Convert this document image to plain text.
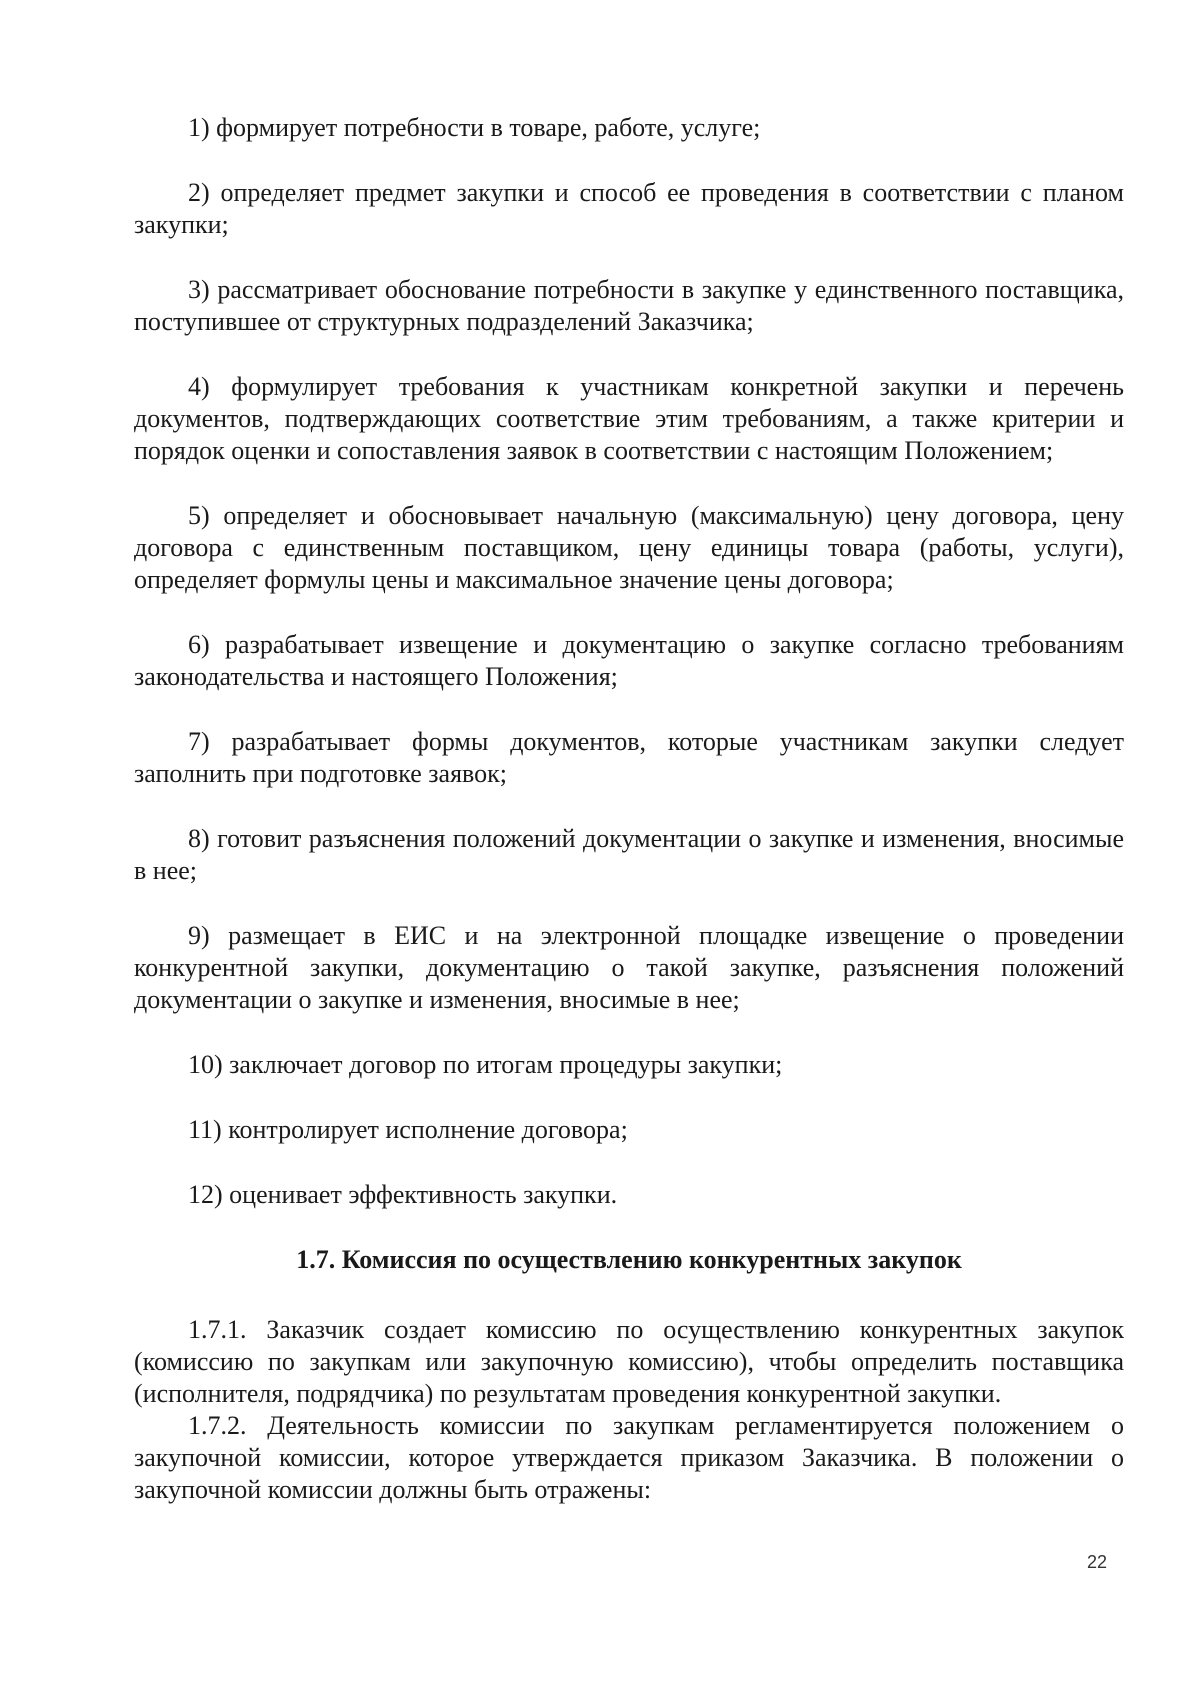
1) формирует потребности в товаре, работе, услуге;

2) определяет предмет закупки и способ ее проведения в соответствии с планом закупки;

3) рассматривает обоснование потребности в закупке у единственного поставщика, поступившее от структурных подразделений Заказчика;

4) формулирует требования к участникам конкретной закупки и перечень документов, подтверждающих соответствие этим требованиям, а также критерии и порядок оценки и сопоставления заявок в соответствии с настоящим Положением;

5) определяет и обосновывает начальную (максимальную) цену договора, цену договора с единственным поставщиком, цену единицы товара (работы, услуги), определяет формулы цены и максимальное значение цены договора;

6) разрабатывает извещение и документацию о закупке согласно требованиям законодательства и настоящего Положения;

7) разрабатывает формы документов, которые участникам закупки следует заполнить при подготовке заявок;

8) готовит разъяснения положений документации о закупке и изменения, вносимые в нее;

9) размещает в ЕИС и на электронной площадке извещение о проведении конкурентной закупки, документацию о такой закупке, разъяснения положений документации о закупке и изменения, вносимые в нее;

10) заключает договор по итогам процедуры закупки;

11) контролирует исполнение договора;

12) оценивает эффективность закупки.

1.7. Комиссия по осуществлению конкурентных закупок

1.7.1. Заказчик создает комиссию по осуществлению конкурентных закупок (комиссию по закупкам или закупочную комиссию), чтобы определить поставщика (исполнителя, подрядчика) по результатам проведения конкурентной закупки.

1.7.2. Деятельность комиссии по закупкам регламентируется положением о закупочной комиссии, которое утверждается приказом Заказчика. В положении о закупочной комиссии должны быть отражены:

22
========
→ **Brief**
Among the lines of the records above, count those holding the string "разрабатывает", and report only the number.

→ **Written answer**
2